• **What to work on**:
Search the data for the word "image" and copy every line where it occurs.

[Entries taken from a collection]
=-=-=-=-=

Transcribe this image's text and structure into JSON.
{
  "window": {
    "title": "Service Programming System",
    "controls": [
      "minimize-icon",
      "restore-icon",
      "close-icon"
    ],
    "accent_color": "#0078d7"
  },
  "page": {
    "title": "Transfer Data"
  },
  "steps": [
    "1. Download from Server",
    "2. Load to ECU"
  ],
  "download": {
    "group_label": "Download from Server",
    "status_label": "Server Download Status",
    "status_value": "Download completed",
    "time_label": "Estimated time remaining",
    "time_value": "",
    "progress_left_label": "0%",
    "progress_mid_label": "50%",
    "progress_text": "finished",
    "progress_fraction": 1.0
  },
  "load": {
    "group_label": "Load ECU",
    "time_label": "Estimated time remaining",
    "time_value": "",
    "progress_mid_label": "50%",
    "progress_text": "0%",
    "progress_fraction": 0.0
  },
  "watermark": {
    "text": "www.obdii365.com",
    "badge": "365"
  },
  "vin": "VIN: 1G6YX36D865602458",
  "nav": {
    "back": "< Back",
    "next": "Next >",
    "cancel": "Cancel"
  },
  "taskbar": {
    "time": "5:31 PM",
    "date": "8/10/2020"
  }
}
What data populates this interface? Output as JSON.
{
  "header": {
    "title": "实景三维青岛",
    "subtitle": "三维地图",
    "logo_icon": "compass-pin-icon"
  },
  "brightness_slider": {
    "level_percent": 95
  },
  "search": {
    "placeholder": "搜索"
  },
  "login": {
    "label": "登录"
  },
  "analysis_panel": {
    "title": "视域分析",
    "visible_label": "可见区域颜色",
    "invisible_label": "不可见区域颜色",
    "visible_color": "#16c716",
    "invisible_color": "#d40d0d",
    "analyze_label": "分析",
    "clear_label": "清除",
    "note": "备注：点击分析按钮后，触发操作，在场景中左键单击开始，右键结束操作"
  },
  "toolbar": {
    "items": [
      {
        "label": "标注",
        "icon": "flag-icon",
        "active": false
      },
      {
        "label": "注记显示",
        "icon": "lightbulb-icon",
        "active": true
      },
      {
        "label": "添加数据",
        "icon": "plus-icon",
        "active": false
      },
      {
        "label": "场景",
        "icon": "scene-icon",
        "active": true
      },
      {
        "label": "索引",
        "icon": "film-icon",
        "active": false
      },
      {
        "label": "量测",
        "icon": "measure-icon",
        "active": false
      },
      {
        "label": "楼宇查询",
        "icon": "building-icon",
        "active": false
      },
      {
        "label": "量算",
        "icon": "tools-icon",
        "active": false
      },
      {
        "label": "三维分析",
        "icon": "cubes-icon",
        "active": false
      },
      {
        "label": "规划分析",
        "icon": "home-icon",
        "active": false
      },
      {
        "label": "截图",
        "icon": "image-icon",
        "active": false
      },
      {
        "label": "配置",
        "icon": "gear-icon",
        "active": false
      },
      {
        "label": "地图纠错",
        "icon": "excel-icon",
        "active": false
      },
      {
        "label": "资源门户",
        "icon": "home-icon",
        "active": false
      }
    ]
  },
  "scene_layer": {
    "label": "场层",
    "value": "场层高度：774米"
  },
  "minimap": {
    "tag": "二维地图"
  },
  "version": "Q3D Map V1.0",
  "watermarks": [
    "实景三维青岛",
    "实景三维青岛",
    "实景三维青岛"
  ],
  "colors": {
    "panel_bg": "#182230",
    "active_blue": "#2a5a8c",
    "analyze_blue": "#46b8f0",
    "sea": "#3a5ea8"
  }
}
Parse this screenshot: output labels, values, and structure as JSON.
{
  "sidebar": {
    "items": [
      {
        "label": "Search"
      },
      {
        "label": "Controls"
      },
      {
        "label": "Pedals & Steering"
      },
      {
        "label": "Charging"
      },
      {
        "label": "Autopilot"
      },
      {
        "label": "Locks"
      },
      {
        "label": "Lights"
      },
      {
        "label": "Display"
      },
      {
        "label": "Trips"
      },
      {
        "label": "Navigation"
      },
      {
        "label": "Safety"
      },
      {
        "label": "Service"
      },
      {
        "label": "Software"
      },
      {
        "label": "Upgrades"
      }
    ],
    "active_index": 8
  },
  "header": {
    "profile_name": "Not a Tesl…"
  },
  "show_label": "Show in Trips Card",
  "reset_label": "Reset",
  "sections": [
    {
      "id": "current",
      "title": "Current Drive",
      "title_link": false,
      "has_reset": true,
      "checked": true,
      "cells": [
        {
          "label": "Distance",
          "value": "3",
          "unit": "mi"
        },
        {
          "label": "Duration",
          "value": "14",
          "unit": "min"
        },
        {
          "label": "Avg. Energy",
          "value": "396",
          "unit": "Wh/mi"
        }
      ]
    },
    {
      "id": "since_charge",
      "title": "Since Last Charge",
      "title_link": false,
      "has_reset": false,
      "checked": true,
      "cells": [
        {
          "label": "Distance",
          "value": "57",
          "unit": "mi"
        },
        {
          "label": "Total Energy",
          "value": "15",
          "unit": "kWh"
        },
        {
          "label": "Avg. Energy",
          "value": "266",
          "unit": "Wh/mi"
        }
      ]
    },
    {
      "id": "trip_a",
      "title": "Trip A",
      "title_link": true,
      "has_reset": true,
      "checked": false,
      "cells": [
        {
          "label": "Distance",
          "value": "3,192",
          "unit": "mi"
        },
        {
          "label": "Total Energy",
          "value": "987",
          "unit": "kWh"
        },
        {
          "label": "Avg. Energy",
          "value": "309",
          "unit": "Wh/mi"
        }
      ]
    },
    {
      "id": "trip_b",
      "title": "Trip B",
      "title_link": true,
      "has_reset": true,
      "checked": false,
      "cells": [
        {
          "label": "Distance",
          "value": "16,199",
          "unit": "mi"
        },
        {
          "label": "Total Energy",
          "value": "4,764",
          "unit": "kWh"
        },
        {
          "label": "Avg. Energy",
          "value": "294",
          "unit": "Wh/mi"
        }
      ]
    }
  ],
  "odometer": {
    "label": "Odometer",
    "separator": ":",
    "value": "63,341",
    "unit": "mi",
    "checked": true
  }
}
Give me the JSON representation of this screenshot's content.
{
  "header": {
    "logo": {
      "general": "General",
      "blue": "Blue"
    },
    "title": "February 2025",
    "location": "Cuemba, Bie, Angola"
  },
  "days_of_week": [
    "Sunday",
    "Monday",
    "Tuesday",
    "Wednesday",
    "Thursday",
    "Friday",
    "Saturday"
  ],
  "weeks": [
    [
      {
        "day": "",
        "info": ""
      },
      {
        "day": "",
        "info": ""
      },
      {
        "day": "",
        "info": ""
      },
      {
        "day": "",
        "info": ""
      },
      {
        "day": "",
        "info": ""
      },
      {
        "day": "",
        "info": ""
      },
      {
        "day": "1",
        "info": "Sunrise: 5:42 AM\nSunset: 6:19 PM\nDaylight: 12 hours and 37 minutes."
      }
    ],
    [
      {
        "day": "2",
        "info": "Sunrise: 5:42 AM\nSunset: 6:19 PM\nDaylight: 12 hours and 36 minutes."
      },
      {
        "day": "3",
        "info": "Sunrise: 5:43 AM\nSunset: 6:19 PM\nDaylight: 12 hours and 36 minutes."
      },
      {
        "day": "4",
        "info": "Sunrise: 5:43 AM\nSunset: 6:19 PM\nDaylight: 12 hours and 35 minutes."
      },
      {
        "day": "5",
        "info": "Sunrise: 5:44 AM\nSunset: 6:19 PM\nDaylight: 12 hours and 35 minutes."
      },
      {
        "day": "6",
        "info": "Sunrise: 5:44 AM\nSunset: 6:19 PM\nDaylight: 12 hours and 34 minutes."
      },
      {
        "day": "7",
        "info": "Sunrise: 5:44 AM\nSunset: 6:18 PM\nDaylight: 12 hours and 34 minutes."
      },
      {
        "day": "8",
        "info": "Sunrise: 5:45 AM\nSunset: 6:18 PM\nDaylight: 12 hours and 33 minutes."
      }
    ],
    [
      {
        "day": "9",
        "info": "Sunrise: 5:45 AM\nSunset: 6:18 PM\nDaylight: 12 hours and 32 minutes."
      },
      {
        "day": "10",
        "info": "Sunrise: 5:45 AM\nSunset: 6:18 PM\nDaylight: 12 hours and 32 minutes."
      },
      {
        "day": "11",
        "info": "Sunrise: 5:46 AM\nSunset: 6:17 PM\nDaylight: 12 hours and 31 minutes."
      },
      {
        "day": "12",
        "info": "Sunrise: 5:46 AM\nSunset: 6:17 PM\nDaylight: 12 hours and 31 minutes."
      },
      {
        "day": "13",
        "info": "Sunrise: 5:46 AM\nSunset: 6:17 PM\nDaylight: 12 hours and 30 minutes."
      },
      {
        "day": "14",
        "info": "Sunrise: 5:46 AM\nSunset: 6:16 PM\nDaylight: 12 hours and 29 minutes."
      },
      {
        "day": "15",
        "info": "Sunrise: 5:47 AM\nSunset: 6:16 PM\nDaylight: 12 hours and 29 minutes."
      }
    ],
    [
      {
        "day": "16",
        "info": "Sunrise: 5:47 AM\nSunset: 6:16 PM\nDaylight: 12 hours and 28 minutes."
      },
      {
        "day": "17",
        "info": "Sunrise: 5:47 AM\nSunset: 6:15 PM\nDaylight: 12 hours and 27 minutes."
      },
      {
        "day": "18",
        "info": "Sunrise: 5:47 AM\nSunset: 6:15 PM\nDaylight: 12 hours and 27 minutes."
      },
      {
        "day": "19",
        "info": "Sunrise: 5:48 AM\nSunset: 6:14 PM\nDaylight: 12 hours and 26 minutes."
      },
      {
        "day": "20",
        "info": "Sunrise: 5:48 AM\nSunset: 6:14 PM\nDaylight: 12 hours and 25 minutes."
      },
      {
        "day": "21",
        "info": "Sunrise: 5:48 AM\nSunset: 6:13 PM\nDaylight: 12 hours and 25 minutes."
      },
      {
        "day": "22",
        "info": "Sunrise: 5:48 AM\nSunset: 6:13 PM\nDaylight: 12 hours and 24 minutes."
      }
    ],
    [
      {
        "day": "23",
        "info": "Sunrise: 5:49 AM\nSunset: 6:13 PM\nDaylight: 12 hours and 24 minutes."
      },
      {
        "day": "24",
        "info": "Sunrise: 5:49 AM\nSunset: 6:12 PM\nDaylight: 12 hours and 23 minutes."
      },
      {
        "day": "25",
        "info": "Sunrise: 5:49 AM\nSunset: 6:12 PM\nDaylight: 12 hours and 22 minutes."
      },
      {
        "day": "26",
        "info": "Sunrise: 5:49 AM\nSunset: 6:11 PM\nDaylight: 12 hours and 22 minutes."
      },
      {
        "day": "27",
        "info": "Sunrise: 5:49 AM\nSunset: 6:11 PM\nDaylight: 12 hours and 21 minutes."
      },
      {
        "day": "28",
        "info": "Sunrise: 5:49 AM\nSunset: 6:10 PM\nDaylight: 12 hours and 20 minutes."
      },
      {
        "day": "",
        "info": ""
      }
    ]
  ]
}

=-=-=-=-=

• **Task solution**:
Transcribe this image's text and structure into JSON.
        "icon": "image-icon",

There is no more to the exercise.